→ The task
Read through the records below and copy each line that uses the word "palette".

→ Records supplied
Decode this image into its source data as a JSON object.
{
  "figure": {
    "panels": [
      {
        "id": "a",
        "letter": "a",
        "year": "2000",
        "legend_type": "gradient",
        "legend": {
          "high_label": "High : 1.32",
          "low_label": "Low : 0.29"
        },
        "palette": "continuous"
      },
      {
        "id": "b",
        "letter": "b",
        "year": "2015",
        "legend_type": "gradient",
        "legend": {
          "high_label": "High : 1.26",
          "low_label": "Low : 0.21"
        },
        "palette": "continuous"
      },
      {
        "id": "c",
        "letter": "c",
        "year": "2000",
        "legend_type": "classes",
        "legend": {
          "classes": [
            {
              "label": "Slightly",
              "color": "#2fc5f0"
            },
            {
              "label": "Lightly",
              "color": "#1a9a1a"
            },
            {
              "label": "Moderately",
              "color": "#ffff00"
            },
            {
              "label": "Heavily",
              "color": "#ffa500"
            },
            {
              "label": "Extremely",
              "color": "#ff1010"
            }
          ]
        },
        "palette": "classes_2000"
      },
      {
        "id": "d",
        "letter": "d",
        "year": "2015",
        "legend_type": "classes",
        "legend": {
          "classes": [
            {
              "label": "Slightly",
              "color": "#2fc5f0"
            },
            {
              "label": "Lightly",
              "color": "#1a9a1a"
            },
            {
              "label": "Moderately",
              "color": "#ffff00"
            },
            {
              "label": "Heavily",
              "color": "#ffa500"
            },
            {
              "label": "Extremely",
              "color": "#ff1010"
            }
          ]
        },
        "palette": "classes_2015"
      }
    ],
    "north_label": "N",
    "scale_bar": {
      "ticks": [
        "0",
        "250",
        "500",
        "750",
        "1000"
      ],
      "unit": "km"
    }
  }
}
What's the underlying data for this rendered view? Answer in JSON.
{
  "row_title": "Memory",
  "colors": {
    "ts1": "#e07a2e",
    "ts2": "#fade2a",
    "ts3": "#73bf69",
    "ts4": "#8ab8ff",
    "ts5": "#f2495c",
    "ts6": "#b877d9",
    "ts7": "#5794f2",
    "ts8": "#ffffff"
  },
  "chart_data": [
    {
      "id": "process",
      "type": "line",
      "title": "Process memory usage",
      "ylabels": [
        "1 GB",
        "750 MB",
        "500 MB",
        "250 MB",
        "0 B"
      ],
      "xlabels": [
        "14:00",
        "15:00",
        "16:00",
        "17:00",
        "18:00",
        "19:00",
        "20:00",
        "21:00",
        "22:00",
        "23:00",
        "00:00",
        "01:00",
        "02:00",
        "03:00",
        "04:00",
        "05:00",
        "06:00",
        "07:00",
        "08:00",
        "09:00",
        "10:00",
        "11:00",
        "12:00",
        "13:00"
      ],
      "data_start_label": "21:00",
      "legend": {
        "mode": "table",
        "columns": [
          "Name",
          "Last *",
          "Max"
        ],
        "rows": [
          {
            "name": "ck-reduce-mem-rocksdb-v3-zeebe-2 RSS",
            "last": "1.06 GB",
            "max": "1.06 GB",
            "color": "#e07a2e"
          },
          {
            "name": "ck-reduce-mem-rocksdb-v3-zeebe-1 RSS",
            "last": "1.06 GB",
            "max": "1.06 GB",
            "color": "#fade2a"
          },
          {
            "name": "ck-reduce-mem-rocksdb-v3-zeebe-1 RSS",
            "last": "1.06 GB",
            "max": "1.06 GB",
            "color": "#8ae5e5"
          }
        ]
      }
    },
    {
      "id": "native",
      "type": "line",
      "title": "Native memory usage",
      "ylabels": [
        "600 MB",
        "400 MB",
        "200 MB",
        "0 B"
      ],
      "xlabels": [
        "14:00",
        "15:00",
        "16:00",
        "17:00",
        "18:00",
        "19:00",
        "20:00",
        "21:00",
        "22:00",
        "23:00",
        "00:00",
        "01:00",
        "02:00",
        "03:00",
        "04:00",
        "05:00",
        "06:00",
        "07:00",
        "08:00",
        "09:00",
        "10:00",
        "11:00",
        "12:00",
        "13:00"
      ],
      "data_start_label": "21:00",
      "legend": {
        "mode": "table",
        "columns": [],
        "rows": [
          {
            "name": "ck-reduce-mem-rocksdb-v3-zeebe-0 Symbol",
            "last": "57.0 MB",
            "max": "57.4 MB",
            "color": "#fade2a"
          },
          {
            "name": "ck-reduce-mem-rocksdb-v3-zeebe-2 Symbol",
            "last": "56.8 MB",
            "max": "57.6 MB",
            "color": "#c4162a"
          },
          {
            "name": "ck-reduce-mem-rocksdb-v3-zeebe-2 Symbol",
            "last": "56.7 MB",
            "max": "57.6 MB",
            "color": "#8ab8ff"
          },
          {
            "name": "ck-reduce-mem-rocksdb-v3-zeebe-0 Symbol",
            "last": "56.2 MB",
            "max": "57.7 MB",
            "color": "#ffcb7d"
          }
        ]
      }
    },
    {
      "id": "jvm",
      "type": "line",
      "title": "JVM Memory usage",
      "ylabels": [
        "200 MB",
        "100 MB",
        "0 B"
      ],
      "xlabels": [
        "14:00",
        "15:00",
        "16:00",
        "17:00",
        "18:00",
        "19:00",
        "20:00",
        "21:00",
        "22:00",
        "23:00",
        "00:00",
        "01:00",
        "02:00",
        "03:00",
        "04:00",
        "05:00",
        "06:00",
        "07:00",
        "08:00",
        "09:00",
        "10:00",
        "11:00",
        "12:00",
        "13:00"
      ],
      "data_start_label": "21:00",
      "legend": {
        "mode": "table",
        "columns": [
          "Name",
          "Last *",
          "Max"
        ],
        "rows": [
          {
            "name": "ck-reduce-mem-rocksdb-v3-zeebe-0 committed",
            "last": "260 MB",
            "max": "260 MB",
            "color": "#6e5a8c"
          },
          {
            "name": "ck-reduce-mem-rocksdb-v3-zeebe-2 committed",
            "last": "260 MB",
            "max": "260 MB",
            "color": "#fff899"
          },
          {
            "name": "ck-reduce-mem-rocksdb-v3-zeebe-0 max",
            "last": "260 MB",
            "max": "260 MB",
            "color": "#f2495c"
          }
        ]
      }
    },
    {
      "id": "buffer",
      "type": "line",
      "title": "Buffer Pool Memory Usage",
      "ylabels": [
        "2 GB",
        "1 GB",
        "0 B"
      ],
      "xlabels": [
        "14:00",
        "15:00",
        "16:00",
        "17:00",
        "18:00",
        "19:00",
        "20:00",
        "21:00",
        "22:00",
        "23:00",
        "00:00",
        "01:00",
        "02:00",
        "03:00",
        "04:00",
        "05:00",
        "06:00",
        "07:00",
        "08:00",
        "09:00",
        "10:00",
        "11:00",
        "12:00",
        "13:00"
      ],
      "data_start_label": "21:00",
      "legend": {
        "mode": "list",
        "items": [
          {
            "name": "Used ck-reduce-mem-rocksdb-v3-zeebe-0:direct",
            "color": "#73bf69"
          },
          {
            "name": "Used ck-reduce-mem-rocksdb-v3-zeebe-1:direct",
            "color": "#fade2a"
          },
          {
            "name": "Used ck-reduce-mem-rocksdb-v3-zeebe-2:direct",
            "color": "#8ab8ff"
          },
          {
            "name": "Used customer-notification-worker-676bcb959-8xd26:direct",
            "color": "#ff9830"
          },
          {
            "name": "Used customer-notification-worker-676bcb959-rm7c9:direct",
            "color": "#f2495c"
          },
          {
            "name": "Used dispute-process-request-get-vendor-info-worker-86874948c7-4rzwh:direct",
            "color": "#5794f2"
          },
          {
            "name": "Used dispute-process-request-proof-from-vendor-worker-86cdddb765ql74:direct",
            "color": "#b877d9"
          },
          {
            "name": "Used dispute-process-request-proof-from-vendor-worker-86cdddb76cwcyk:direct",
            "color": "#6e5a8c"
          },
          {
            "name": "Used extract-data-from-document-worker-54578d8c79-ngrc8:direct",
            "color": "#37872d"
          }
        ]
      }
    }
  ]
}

→ Finished task
        "palette": "continuous"
        "palette": "continuous"
        "palette": "classes_2000"
        "palette": "classes_2015"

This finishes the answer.